== Supplied material ==

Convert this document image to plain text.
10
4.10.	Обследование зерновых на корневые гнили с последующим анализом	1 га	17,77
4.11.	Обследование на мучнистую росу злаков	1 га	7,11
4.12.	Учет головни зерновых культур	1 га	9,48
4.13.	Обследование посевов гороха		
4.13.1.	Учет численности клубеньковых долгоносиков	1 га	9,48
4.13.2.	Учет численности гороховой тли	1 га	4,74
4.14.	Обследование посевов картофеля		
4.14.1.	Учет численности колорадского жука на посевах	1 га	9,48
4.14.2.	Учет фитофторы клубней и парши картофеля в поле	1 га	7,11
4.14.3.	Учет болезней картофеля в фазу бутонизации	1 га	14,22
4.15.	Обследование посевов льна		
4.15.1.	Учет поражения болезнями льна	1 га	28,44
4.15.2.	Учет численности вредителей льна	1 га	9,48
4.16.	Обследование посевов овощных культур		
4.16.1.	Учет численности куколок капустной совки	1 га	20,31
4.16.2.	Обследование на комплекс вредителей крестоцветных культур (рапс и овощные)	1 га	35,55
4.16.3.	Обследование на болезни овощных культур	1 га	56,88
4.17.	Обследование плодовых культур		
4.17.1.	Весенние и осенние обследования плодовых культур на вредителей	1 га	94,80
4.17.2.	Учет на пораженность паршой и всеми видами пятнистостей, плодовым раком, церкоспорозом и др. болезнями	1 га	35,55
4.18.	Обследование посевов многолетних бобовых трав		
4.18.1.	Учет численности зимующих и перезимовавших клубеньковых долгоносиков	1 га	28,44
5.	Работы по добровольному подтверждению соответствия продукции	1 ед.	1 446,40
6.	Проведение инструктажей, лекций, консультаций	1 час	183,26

===

Short problem –
Retype the listing. Match it exactly.

Exercise answer –
Convert this document image to plain text.
10
4.10.	Обследование зерновых на корневые гнили с последующим анализом	1 га	17,77
4.11.	Обследование на мучнистую росу злаков	1 га	7,11
4.12.	Учет головни зерновых культур	1 га	9,48
4.13.	Обследование посевов гороха		
4.13.1.	Учет численности клубеньковых долгоносиков	1 га	9,48
4.13.2.	Учет численности гороховой тли	1 га	4,74
4.14.	Обследование посевов картофеля		
4.14.1.	Учет численности колорадского жука на посевах	1 га	9,48
4.14.2.	Учет фитофторы клубней и парши картофеля в поле	1 га	7,11
4.14.3.	Учет болезней картофеля в фазу бутонизации	1 га	14,22
4.15.	Обследование посевов льна		
4.15.1.	Учет поражения болезнями льна	1 га	28,44
4.15.2.	Учет численности вредителей льна	1 га	9,48
4.16.	Обследование посевов овощных культур		
4.16.1.	Учет численности куколок капустной совки	1 га	20,31
4.16.2.	Обследование на комплекс вредителей крестоцветных культур (рапс и овощные)	1 га	35,55
4.16.3.	Обследование на болезни овощных культур	1 га	56,88
4.17.	Обследование плодовых культур		
4.17.1.	Весенние и осенние обследования плодовых культур на вредителей	1 га	94,80
4.17.2.	Учет на пораженность паршой и всеми видами пятнистостей, плодовым раком, церкоспорозом и др. болезнями	1 га	35,55
4.18.	Обследование посевов многолетних бобовых трав		
4.18.1.	Учет численности зимующих и перезимовавших клубеньковых долгоносиков	1 га	28,44
5.	Работы по добровольному подтверждению соответствия продукции	1 ед.	1 446,40
6.	Проведение инструктажей, лекций, консультаций	1 час	183,26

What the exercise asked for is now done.